PROBLEM:
Track down the lines that contain "Middle" and copy them.

DATA FOR PROCESSING:
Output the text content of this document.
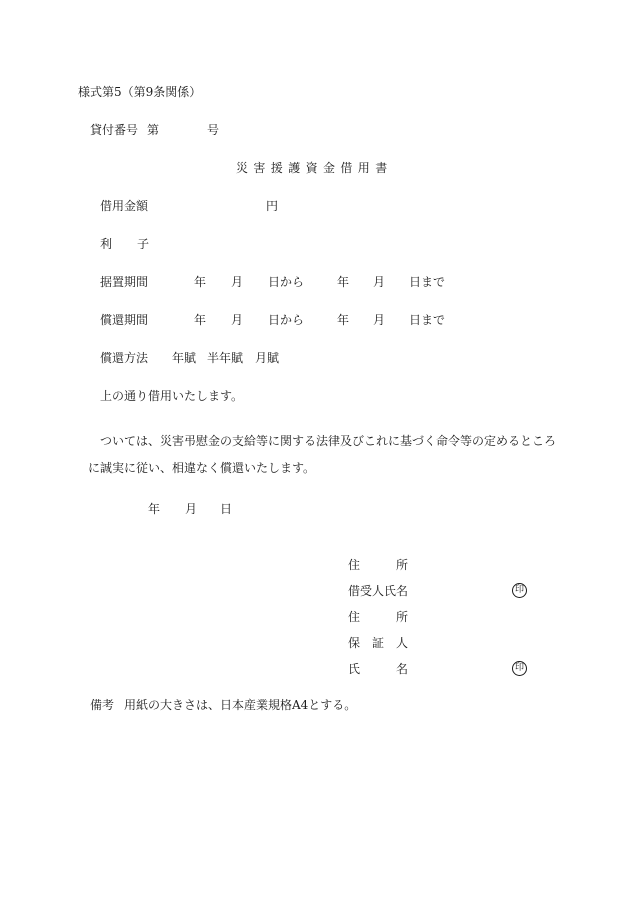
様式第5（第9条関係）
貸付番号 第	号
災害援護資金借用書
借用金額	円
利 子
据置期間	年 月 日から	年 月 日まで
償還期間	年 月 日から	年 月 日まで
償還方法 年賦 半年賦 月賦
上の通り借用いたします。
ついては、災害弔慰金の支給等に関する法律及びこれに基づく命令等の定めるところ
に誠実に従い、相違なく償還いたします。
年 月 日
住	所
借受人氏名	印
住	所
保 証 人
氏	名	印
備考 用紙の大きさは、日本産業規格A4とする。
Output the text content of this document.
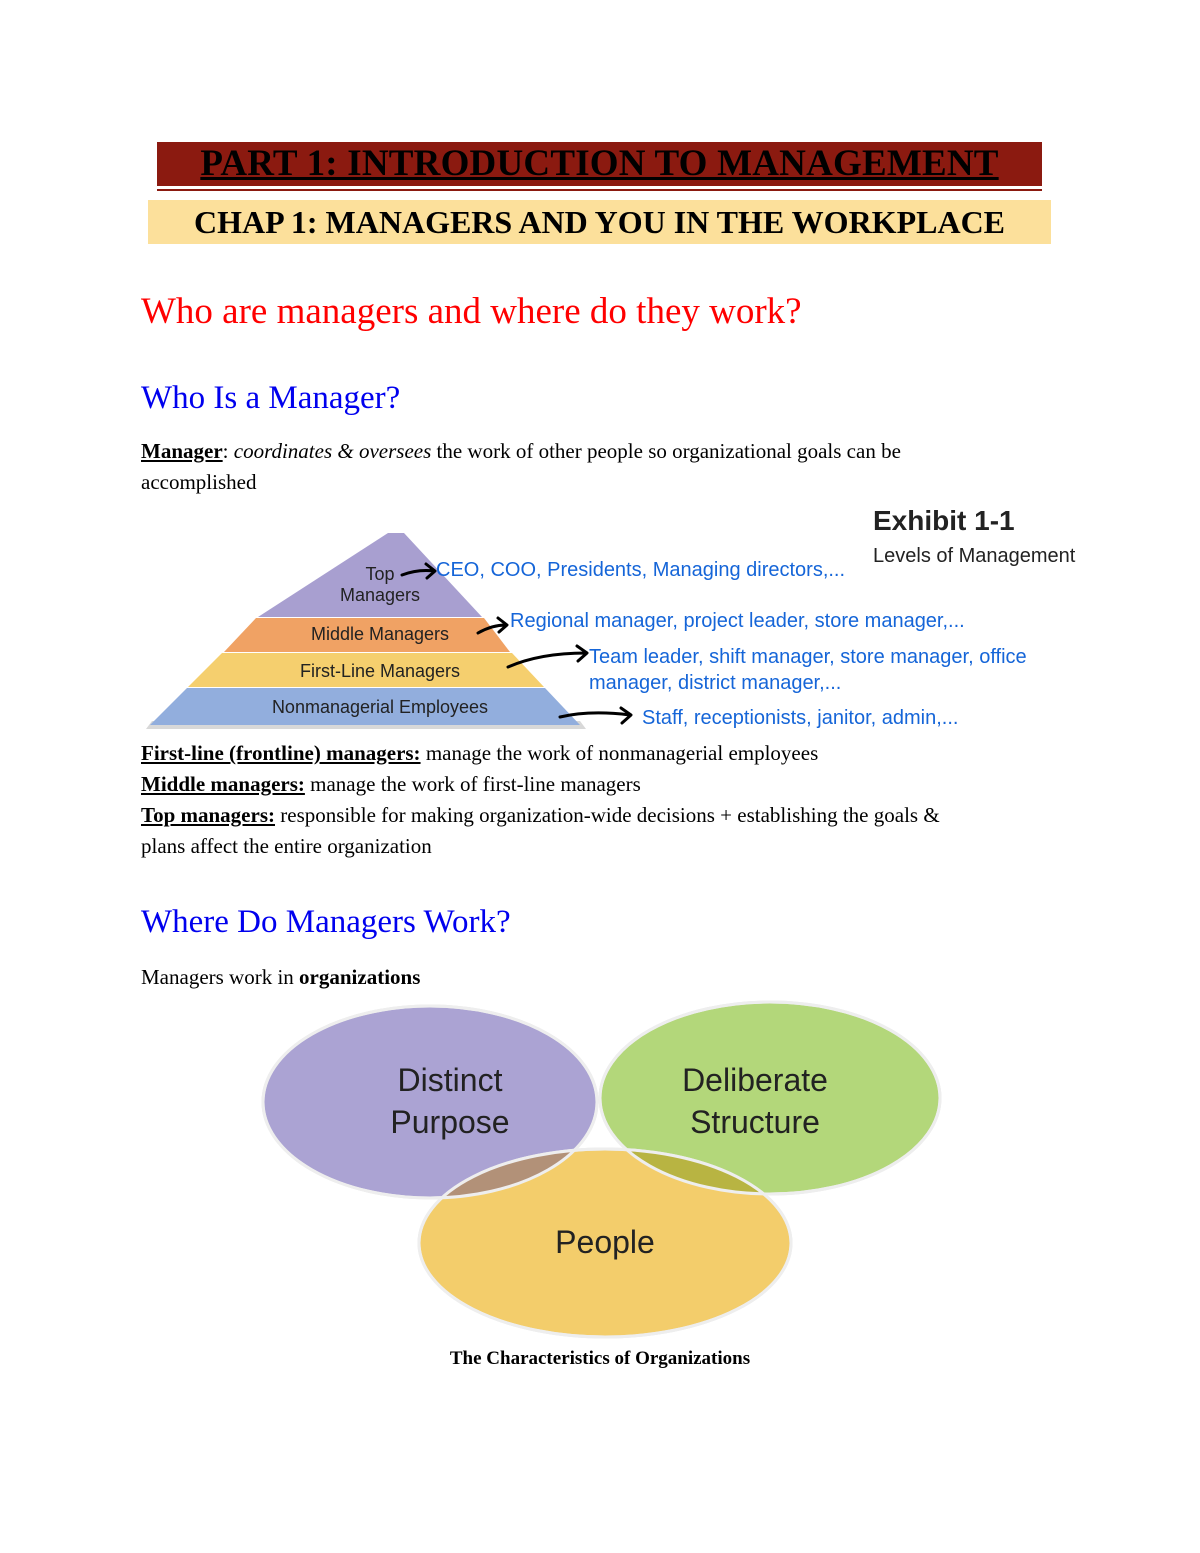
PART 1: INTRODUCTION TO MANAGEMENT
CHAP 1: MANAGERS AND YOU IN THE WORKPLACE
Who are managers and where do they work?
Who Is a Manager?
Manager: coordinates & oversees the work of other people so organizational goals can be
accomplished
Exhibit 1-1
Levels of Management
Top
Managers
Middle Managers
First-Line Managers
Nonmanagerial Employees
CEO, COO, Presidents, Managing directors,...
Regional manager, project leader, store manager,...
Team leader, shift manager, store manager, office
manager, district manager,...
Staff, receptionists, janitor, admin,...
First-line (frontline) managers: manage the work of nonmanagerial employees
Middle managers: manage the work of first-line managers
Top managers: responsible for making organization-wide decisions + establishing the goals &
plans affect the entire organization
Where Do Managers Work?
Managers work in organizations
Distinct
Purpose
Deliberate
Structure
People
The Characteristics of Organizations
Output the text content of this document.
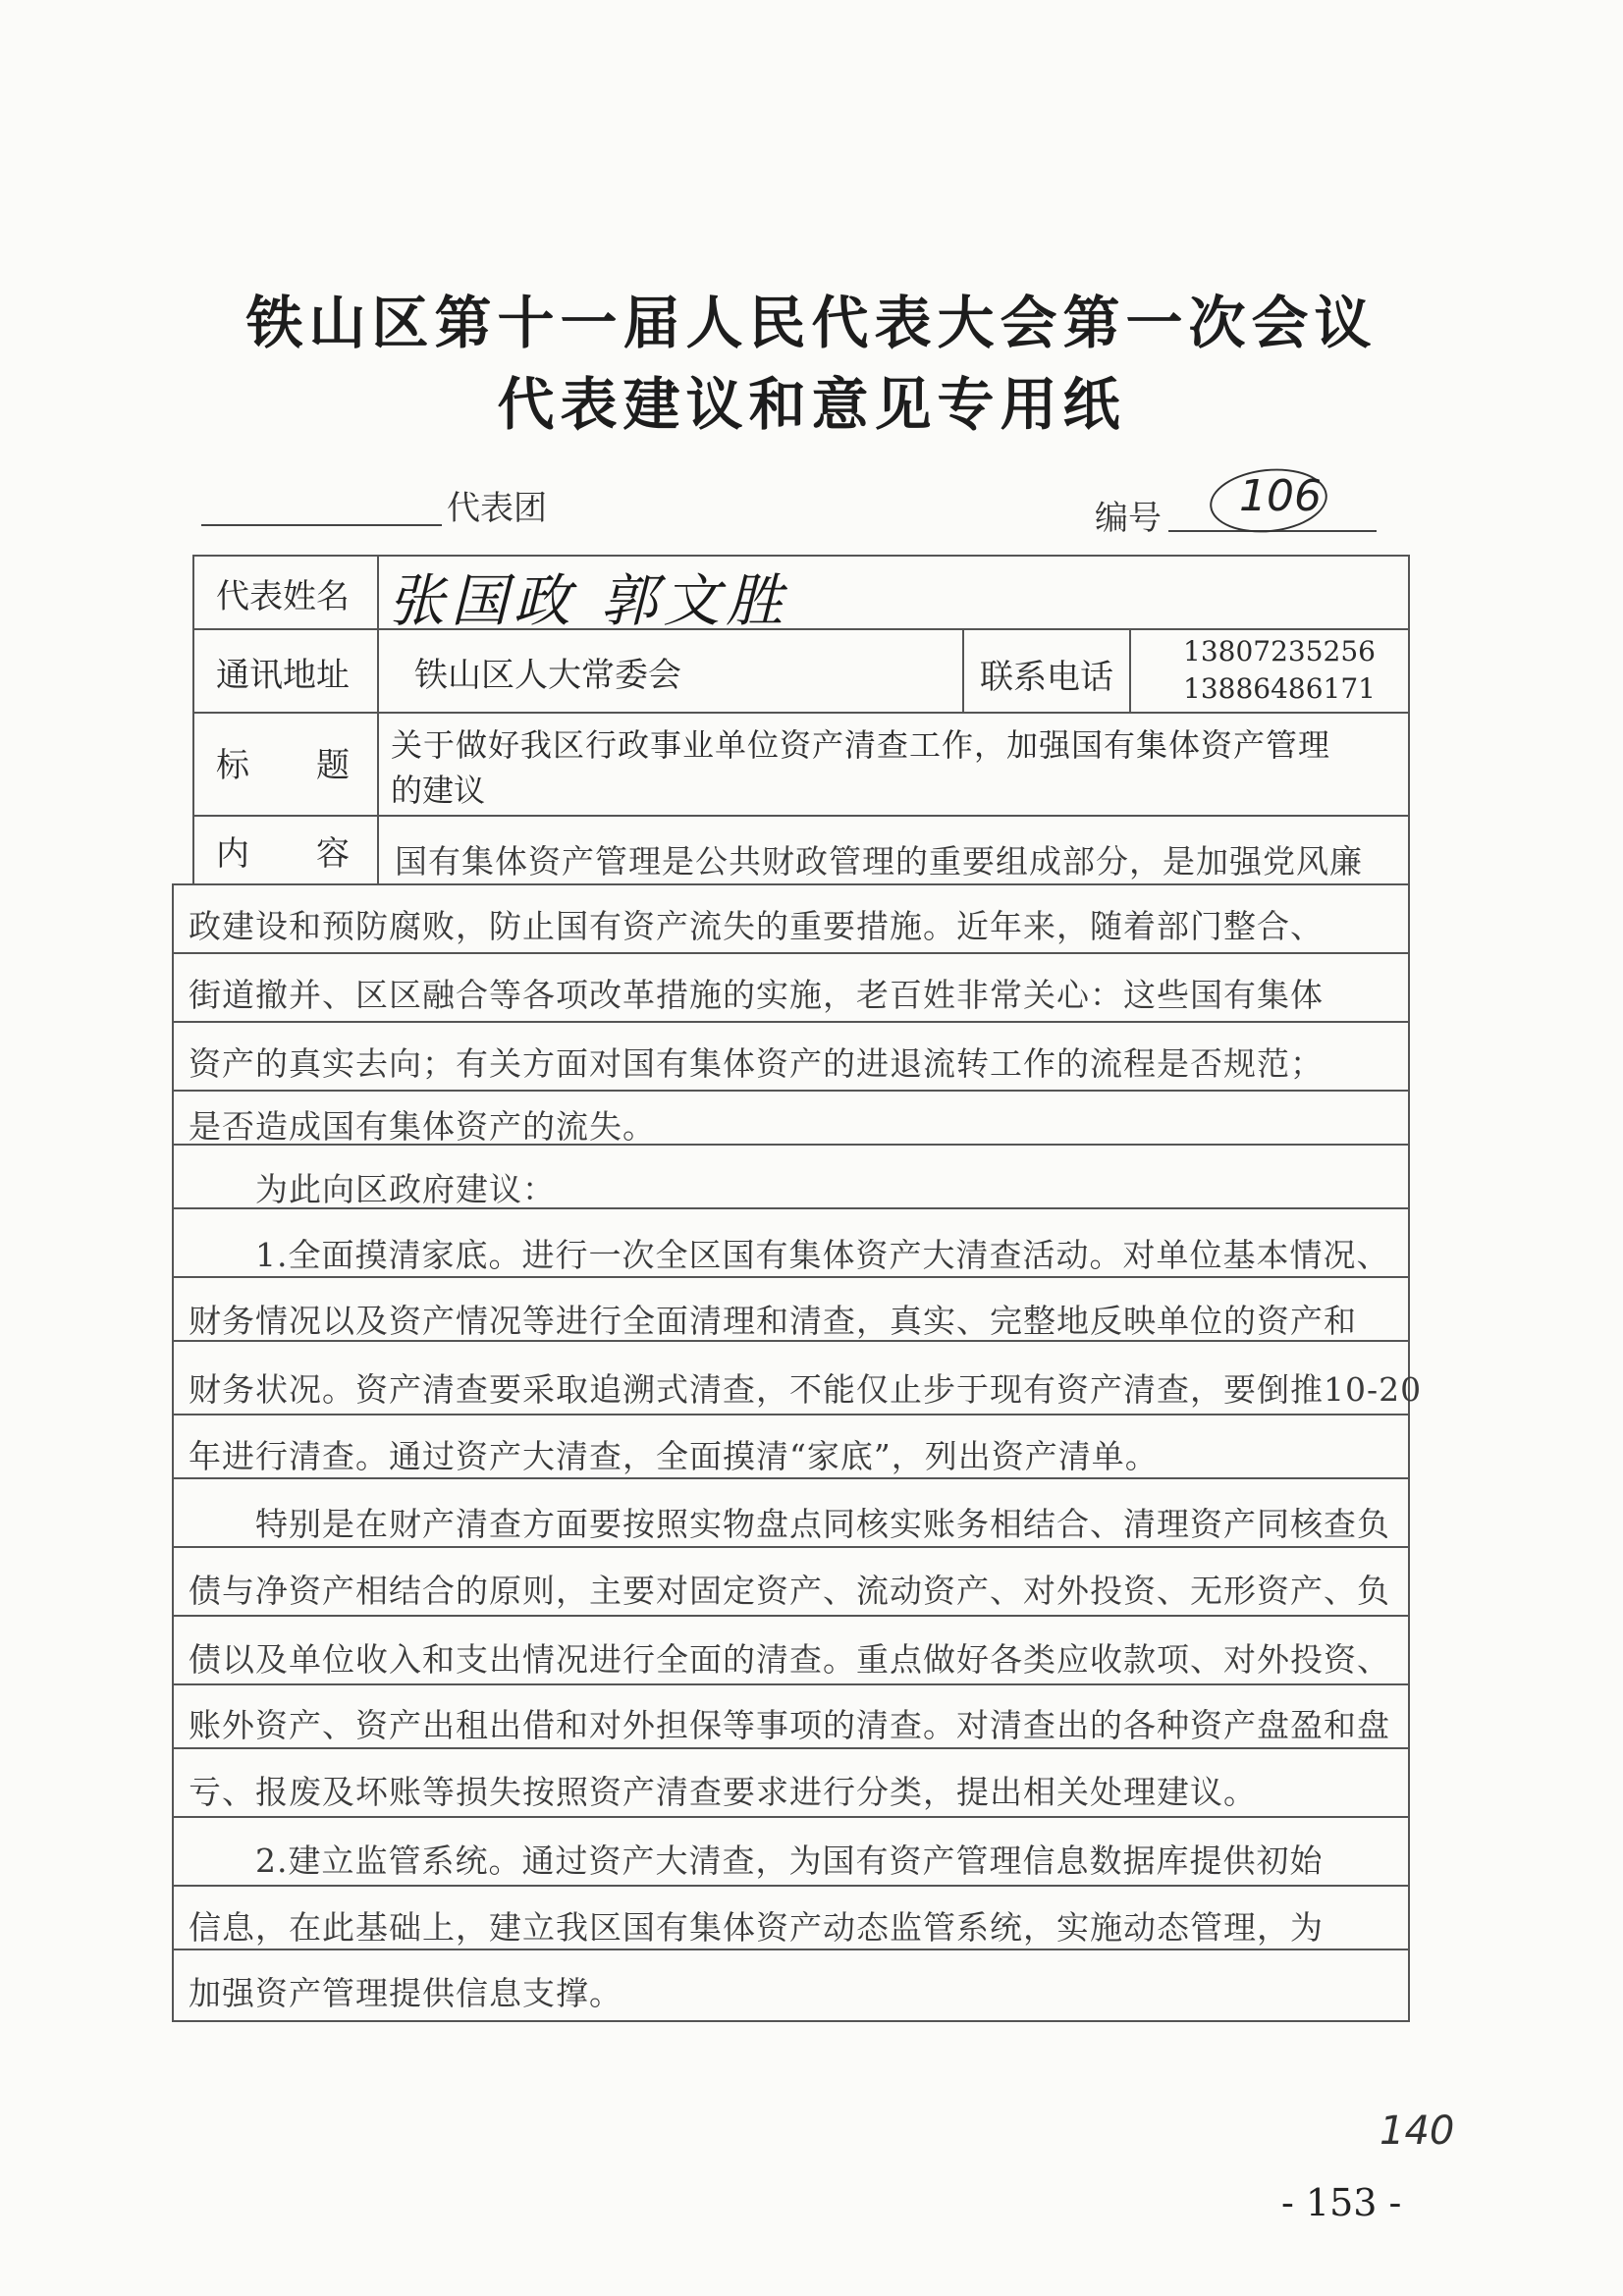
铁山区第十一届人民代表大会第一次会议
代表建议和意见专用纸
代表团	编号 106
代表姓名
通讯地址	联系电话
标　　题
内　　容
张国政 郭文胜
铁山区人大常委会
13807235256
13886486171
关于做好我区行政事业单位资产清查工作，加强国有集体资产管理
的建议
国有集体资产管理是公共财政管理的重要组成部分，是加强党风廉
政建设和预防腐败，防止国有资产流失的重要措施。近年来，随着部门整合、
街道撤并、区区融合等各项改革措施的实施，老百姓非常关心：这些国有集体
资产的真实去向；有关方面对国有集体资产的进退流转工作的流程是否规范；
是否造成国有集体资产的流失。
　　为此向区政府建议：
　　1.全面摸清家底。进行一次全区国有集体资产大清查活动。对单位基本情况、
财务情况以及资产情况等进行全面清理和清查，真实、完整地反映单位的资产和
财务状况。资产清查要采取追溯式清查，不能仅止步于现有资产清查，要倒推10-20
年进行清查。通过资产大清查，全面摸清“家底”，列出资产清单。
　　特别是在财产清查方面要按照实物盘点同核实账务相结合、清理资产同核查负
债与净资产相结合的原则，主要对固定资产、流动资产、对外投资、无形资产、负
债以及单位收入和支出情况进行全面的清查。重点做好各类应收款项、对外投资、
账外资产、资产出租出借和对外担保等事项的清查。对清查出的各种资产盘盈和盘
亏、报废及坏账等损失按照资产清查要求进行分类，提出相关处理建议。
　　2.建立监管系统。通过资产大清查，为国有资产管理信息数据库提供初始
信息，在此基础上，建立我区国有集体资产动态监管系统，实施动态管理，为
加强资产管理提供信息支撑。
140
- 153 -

REPLY TO THE EXERCISE:
Middle Managers
Middle managers: manage the work of first-line managers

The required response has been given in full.